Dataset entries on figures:
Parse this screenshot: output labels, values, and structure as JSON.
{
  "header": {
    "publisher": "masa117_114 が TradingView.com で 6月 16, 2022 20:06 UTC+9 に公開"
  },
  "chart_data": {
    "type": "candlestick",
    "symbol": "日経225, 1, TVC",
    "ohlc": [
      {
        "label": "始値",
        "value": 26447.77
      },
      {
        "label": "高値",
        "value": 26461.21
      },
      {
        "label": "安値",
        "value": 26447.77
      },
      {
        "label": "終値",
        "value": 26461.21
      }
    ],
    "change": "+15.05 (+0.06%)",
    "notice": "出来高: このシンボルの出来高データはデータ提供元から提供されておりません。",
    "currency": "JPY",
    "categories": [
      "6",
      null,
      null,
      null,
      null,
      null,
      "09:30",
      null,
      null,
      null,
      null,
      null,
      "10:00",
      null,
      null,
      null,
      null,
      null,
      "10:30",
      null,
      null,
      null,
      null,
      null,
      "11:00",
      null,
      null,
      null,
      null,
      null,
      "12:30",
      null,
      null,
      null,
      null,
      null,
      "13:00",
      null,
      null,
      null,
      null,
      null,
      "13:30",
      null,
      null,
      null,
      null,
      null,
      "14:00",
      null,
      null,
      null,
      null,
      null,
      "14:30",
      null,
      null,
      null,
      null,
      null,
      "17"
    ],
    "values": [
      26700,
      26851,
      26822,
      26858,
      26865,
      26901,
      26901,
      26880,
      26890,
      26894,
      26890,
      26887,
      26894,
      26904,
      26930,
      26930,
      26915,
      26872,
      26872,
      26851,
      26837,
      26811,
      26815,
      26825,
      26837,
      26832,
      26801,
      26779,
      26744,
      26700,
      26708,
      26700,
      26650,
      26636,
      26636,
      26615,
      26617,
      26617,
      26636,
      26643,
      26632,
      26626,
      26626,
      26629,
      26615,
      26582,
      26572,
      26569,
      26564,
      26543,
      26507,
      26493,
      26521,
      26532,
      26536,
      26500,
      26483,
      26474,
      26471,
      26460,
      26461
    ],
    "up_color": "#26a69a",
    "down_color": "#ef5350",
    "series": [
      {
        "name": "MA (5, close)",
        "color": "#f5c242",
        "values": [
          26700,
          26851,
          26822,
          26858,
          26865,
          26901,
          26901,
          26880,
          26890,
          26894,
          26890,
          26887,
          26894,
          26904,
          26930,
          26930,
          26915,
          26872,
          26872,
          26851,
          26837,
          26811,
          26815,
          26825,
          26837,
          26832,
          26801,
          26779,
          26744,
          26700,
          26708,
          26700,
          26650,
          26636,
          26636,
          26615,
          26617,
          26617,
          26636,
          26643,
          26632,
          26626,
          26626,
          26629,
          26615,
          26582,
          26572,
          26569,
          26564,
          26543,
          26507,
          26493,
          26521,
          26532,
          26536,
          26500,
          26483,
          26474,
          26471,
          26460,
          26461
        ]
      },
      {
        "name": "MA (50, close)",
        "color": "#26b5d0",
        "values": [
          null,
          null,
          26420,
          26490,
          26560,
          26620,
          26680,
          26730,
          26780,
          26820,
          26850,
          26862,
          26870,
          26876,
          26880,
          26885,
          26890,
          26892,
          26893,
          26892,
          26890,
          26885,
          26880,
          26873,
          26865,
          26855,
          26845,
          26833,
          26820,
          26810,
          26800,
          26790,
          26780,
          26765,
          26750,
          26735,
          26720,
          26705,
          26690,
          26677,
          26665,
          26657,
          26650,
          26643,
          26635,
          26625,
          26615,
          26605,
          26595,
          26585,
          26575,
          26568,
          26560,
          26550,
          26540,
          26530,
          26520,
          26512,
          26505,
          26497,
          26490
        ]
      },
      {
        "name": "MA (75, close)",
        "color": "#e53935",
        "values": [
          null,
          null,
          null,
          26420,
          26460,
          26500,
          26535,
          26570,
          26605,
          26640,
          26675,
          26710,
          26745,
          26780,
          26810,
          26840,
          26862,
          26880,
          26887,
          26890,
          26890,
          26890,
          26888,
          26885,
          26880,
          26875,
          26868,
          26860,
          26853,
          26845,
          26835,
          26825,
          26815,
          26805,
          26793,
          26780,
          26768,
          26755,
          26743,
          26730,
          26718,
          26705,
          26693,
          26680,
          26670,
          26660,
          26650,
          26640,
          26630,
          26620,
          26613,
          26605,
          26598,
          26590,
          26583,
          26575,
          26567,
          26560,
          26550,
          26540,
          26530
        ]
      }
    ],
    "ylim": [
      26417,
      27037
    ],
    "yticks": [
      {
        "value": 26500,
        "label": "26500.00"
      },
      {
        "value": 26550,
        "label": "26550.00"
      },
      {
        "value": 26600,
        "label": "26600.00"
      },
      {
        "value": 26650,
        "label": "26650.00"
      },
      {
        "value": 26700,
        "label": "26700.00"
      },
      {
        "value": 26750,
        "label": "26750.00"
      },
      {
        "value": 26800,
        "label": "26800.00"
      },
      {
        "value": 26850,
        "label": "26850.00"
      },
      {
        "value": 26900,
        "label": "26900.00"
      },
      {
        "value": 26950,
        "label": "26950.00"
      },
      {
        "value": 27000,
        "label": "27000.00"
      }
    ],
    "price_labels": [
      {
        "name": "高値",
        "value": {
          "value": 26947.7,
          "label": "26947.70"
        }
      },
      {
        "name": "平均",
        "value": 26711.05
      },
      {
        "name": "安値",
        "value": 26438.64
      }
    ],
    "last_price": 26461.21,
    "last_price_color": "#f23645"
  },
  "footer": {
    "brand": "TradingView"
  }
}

#### WHAT TO DO:
Return the listing above in full, character for character.

#### RESPONSE BELOW:
Parse this screenshot: output labels, values, and structure as JSON.
{
  "header": {
    "publisher": "masa117_114 が TradingView.com で 6月 16, 2022 20:06 UTC+9 に公開"
  },
  "chart_data": {
    "type": "candlestick",
    "symbol": "日経225, 1, TVC",
    "ohlc": [
      {
        "label": "始値",
        "value": 26447.77
      },
      {
        "label": "高値",
        "value": 26461.21
      },
      {
        "label": "安値",
        "value": 26447.77
      },
      {
        "label": "終値",
        "value": 26461.21
      }
    ],
    "change": "+15.05 (+0.06%)",
    "notice": "出来高: このシンボルの出来高データはデータ提供元から提供されておりません。",
    "currency": "JPY",
    "categories": [
      "6",
      null,
      null,
      null,
      null,
      null,
      "09:30",
      null,
      null,
      null,
      null,
      null,
      "10:00",
      null,
      null,
      null,
      null,
      null,
      "10:30",
      null,
      null,
      null,
      null,
      null,
      "11:00",
      null,
      null,
      null,
      null,
      null,
      "12:30",
      null,
      null,
      null,
      null,
      null,
      "13:00",
      null,
      null,
      null,
      null,
      null,
      "13:30",
      null,
      null,
      null,
      null,
      null,
      "14:00",
      null,
      null,
      null,
      null,
      null,
      "14:30",
      null,
      null,
      null,
      null,
      null,
      "17"
    ],
    "values": [
      26700,
      26851,
      26822,
      26858,
      26865,
      26901,
      26901,
      26880,
      26890,
      26894,
      26890,
      26887,
      26894,
      26904,
      26930,
      26930,
      26915,
      26872,
      26872,
      26851,
      26837,
      26811,
      26815,
      26825,
      26837,
      26832,
      26801,
      26779,
      26744,
      26700,
      26708,
      26700,
      26650,
      26636,
      26636,
      26615,
      26617,
      26617,
      26636,
      26643,
      26632,
      26626,
      26626,
      26629,
      26615,
      26582,
      26572,
      26569,
      26564,
      26543,
      26507,
      26493,
      26521,
      26532,
      26536,
      26500,
      26483,
      26474,
      26471,
      26460,
      26461
    ],
    "up_color": "#26a69a",
    "down_color": "#ef5350",
    "series": [
      {
        "name": "MA (5, close)",
        "color": "#f5c242",
        "values": [
          26700,
          26851,
          26822,
          26858,
          26865,
          26901,
          26901,
          26880,
          26890,
          26894,
          26890,
          26887,
          26894,
          26904,
          26930,
          26930,
          26915,
          26872,
          26872,
          26851,
          26837,
          26811,
          26815,
          26825,
          26837,
          26832,
          26801,
          26779,
          26744,
          26700,
          26708,
          26700,
          26650,
          26636,
          26636,
          26615,
          26617,
          26617,
          26636,
          26643,
          26632,
          26626,
          26626,
          26629,
          26615,
          26582,
          26572,
          26569,
          26564,
          26543,
          26507,
          26493,
          26521,
          26532,
          26536,
          26500,
          26483,
          26474,
          26471,
          26460,
          26461
        ]
      },
      {
        "name": "MA (50, close)",
        "color": "#26b5d0",
        "values": [
          null,
          null,
          26420,
          26490,
          26560,
          26620,
          26680,
          26730,
          26780,
          26820,
          26850,
          26862,
          26870,
          26876,
          26880,
          26885,
          26890,
          26892,
          26893,
          26892,
          26890,
          26885,
          26880,
          26873,
          26865,
          26855,
          26845,
          26833,
          26820,
          26810,
          26800,
          26790,
          26780,
          26765,
          26750,
          26735,
          26720,
          26705,
          26690,
          26677,
          26665,
          26657,
          26650,
          26643,
          26635,
          26625,
          26615,
          26605,
          26595,
          26585,
          26575,
          26568,
          26560,
          26550,
          26540,
          26530,
          26520,
          26512,
          26505,
          26497,
          26490
        ]
      },
      {
        "name": "MA (75, close)",
        "color": "#e53935",
        "values": [
          null,
          null,
          null,
          26420,
          26460,
          26500,
          26535,
          26570,
          26605,
          26640,
          26675,
          26710,
          26745,
          26780,
          26810,
          26840,
          26862,
          26880,
          26887,
          26890,
          26890,
          26890,
          26888,
          26885,
          26880,
          26875,
          26868,
          26860,
          26853,
          26845,
          26835,
          26825,
          26815,
          26805,
          26793,
          26780,
          26768,
          26755,
          26743,
          26730,
          26718,
          26705,
          26693,
          26680,
          26670,
          26660,
          26650,
          26640,
          26630,
          26620,
          26613,
          26605,
          26598,
          26590,
          26583,
          26575,
          26567,
          26560,
          26550,
          26540,
          26530
        ]
      }
    ],
    "ylim": [
      26417,
      27037
    ],
    "yticks": [
      {
        "value": 26500,
        "label": "26500.00"
      },
      {
        "value": 26550,
        "label": "26550.00"
      },
      {
        "value": 26600,
        "label": "26600.00"
      },
      {
        "value": 26650,
        "label": "26650.00"
      },
      {
        "value": 26700,
        "label": "26700.00"
      },
      {
        "value": 26750,
        "label": "26750.00"
      },
      {
        "value": 26800,
        "label": "26800.00"
      },
      {
        "value": 26850,
        "label": "26850.00"
      },
      {
        "value": 26900,
        "label": "26900.00"
      },
      {
        "value": 26950,
        "label": "26950.00"
      },
      {
        "value": 27000,
        "label": "27000.00"
      }
    ],
    "price_labels": [
      {
        "name": "高値",
        "value": {
          "value": 26947.7,
          "label": "26947.70"
        }
      },
      {
        "name": "平均",
        "value": 26711.05
      },
      {
        "name": "安値",
        "value": 26438.64
      }
    ],
    "last_price": 26461.21,
    "last_price_color": "#f23645"
  },
  "footer": {
    "brand": "TradingView"
  }
}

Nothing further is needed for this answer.